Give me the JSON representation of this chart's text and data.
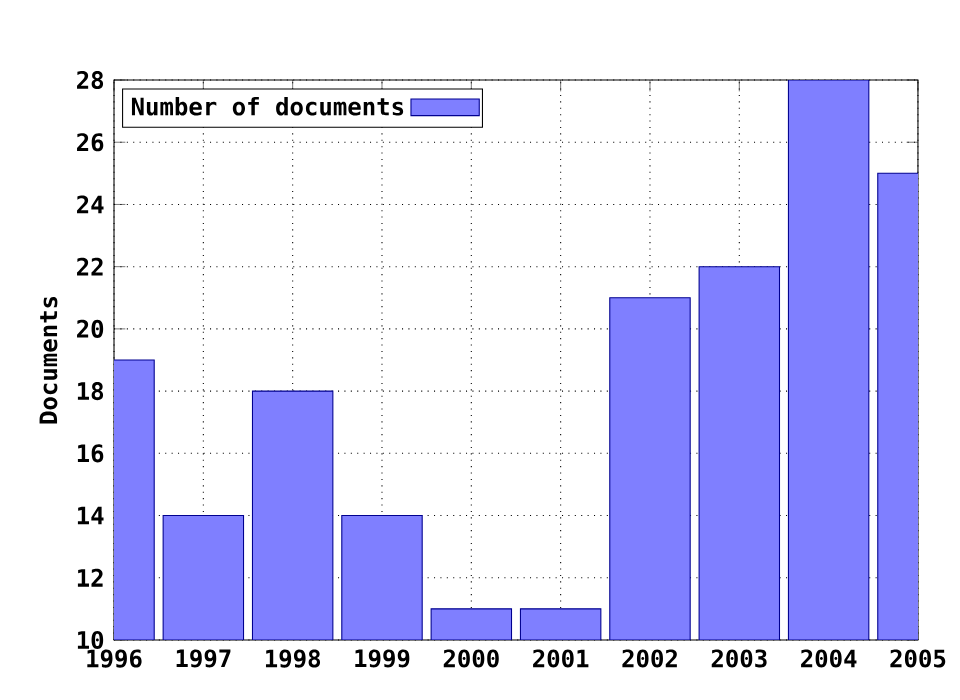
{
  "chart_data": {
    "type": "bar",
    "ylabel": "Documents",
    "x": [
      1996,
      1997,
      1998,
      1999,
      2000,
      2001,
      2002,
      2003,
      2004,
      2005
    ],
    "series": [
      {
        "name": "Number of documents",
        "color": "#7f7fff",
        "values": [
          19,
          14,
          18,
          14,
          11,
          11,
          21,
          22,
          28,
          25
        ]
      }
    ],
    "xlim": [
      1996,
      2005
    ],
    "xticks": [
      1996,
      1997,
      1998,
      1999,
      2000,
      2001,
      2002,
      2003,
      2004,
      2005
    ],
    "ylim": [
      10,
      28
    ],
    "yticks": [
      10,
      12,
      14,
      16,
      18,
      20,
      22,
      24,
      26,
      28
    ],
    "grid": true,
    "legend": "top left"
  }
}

* * *

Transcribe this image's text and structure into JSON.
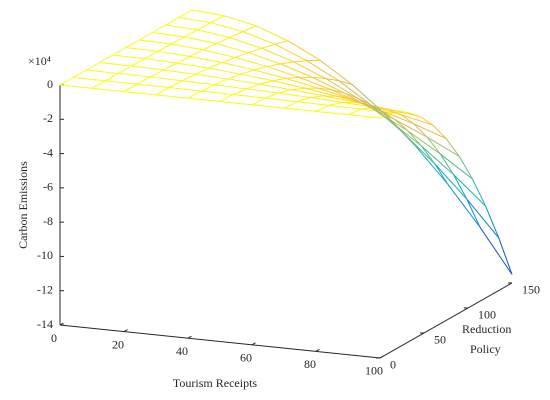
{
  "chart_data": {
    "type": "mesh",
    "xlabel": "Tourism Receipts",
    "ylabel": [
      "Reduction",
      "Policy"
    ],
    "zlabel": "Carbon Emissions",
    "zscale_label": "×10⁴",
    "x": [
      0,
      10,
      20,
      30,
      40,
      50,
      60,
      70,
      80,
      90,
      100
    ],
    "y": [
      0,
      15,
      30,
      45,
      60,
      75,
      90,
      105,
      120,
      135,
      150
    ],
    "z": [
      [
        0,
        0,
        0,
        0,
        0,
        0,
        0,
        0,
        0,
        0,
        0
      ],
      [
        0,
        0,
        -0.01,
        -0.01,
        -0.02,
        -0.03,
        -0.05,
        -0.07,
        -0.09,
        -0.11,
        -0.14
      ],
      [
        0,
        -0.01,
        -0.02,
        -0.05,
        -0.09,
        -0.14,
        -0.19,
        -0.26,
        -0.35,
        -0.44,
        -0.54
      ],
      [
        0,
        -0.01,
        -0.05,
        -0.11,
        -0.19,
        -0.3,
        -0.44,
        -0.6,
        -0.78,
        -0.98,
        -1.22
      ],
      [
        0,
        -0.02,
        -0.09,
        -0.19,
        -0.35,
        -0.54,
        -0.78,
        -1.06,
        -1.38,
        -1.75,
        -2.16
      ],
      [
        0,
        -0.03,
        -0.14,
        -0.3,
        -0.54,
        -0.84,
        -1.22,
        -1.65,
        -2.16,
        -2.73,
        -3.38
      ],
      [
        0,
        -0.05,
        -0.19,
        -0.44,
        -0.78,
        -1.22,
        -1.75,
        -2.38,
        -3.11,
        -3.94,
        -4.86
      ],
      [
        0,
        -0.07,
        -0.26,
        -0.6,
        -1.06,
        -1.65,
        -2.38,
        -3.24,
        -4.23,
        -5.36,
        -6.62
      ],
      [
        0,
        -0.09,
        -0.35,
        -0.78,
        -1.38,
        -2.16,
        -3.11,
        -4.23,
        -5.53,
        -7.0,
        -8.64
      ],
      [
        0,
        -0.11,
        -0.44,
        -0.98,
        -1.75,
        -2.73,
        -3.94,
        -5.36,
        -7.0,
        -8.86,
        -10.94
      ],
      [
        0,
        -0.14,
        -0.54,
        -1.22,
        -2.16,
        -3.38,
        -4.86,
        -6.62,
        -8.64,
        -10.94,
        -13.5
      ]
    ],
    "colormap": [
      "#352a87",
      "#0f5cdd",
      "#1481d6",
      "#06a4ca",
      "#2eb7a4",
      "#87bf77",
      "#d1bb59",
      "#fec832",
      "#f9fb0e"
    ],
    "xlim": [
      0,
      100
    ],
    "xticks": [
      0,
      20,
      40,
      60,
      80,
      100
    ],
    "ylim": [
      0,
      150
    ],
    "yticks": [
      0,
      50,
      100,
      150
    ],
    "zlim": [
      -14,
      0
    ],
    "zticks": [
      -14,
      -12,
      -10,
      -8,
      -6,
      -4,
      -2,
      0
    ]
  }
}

* * *

Requirements:
Show the lines of the material that contain the word "this".

Answer to the exercise:
Give me the JSON representation of this chart's text and data.
Transcribe this image's text and structure into JSON.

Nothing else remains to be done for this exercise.